- _Directive 1_: Summarize the reflection on losing one's sense of self in two sentences.

- _Source document_:
------------------------------------------------

Held in the Unbecoming

“My flesh and my heart fail; but God is the strength of my heart, and my portion forever.” — Psalm 73:26
There are times in life when we begin to realize that we can no longer hold ourselves together in the way we once did. The things that used to give us a sense of identity, stability, direction, or strength no longer seem to work. What once felt solid begins to loosen, fracture, or even shatter. The person we thought we were no longer fits the life we are living.
This can happen slowly or suddenly. Sometimes it comes through chronic illness, grief, trauma, aging, loss, emotional exhaustion, spiritual crisis, or the gradual realization that life isn’t going to return to what it once was. Sometimes it happens after years of pushing forward, trying to carry responsibilities, expectations, and burdens through sheer determination, until eventually something within us can no longer continue in the same way.
A person who once carried a household with ease may suddenly find themselves unable to manage ordinary tasks because of illness or exhaustion. Someone grieving the loss of a child or spouse may move through the day outwardly functioning while inwardly feeling as though the entire structure of life has disappeared. A person living with trauma may realize that old fear, vigilance, or emotional pain still remains beneath years of trying to simply “move on.” Someone living with chronic illness may quietly discover that they no longer remember what it felt like to feel well. In different ways, many people eventually encounter moments when the self they once relied upon can no longer carry them in the same way.
These states can feel deeply disorienting. A person may still be functioning outwardly, and yet inwardly feel as though they no longer recognize themselves. There may be moments when even familiar parts of life begin to feel distant. Things that once gave certainty no longer feel steady. Old ways of understanding ourselves begin to fracture and fall apart, and we may quietly wonder: Who am I now? What remains when the life I knew no longer holds together in the same way?
Sometimes the questions become even more painful than that. A person may quietly realize: I no longer feel that I know who I am, what my life is supposed to look like, or even what I should do next. The loss isn’t only external. It can feel as though the inner structure that once gave direction and meaning has also been shaken.
This experience can feel frightening because many of us build our sense of self around what we’re able to do, manage, carry, achieve, or maintain. We assume that if we work hard enough, stay faithful enough, think clearly enough, or hold tightly enough, we can preserve the structure of our lives and identities. And when that structure begins to fail, it’s natural to feel fear.

------------------------------------------------

- _Records shown_:

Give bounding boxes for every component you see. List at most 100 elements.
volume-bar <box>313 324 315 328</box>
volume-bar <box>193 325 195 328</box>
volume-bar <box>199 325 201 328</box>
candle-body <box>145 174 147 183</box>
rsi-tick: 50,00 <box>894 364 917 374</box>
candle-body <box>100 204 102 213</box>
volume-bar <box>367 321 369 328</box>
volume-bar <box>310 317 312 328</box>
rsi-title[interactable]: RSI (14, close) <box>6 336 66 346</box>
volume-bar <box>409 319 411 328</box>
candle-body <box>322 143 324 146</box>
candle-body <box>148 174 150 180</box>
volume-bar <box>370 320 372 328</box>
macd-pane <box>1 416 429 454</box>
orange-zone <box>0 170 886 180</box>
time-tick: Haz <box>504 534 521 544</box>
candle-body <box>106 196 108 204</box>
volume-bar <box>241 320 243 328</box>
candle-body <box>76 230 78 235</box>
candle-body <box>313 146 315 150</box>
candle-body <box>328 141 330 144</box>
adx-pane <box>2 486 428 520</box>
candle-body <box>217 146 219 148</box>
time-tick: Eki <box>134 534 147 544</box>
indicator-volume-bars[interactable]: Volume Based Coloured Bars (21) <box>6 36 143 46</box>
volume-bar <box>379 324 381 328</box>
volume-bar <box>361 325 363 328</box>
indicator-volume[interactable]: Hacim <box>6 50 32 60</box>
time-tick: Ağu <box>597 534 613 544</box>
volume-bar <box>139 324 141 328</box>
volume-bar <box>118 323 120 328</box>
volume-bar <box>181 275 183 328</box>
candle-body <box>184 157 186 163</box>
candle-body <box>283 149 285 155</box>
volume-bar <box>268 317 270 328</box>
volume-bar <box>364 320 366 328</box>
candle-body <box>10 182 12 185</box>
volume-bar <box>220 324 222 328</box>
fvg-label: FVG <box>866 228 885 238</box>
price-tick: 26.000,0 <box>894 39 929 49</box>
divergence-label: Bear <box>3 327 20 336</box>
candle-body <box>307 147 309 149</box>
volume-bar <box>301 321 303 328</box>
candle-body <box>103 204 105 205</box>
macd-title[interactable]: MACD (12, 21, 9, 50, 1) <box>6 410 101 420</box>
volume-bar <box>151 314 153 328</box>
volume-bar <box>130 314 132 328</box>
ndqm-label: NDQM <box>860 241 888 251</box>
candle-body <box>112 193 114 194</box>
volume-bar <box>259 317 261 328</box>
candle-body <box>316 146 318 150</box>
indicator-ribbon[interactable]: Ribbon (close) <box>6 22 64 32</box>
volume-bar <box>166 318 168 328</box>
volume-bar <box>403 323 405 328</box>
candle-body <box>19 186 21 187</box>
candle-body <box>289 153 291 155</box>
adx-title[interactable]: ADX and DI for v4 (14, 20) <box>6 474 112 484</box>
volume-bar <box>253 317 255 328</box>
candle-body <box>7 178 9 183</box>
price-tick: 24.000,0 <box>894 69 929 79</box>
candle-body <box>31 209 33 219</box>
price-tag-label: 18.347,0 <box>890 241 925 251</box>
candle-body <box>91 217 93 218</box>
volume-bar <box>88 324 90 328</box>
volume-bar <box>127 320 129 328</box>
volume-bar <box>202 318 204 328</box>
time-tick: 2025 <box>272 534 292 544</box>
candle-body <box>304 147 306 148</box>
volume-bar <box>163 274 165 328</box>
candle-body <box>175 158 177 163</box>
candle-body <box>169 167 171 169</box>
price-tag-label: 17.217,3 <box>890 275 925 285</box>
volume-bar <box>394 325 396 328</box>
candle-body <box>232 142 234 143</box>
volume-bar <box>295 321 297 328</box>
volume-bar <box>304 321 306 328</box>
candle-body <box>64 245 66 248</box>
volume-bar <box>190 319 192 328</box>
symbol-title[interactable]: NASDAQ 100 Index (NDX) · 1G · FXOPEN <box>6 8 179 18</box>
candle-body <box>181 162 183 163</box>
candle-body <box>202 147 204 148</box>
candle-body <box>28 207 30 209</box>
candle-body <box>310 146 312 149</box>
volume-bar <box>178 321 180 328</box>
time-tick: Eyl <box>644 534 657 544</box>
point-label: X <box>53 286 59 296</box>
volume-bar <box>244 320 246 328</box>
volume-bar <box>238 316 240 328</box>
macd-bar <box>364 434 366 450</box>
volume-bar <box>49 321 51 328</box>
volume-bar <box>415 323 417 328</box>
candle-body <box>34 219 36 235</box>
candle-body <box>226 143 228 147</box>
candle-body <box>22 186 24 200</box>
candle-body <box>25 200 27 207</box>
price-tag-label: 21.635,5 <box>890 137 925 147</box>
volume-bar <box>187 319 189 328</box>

------------------------------------------------

- _Directive 2_: Retype the records from their start through the line containing "volume-bar <box>361 325 363 328</box>", with both ends included.

- _Worked answer 1_: At times in life, through illness, grief, trauma, aging, loss, exhaustion, or spiritual crisis, the things that once gave us identity, stability, and strength stop working, and we may no longer recognize ourselves or know what to do next. This can feel frightening because many of us build our sense of self around what we can do, manage, carry, achieve, or maintain, so it is natural to feel fear when that structure begins to fail.

- _Worked answer 2_:
Give bounding boxes for every component you see. List at most 100 elements.
volume-bar <box>313 324 315 328</box>
volume-bar <box>193 325 195 328</box>
volume-bar <box>199 325 201 328</box>
candle-body <box>145 174 147 183</box>
rsi-tick: 50,00 <box>894 364 917 374</box>
candle-body <box>100 204 102 213</box>
volume-bar <box>367 321 369 328</box>
volume-bar <box>310 317 312 328</box>
rsi-title[interactable]: RSI (14, close) <box>6 336 66 346</box>
volume-bar <box>409 319 411 328</box>
candle-body <box>322 143 324 146</box>
candle-body <box>148 174 150 180</box>
volume-bar <box>370 320 372 328</box>
macd-pane <box>1 416 429 454</box>
orange-zone <box>0 170 886 180</box>
time-tick: Haz <box>504 534 521 544</box>
candle-body <box>106 196 108 204</box>
volume-bar <box>241 320 243 328</box>
candle-body <box>76 230 78 235</box>
candle-body <box>313 146 315 150</box>
candle-body <box>328 141 330 144</box>
adx-pane <box>2 486 428 520</box>
candle-body <box>217 146 219 148</box>
time-tick: Eki <box>134 534 147 544</box>
indicator-volume-bars[interactable]: Volume Based Coloured Bars (21) <box>6 36 143 46</box>
volume-bar <box>379 324 381 328</box>
volume-bar <box>361 325 363 328</box>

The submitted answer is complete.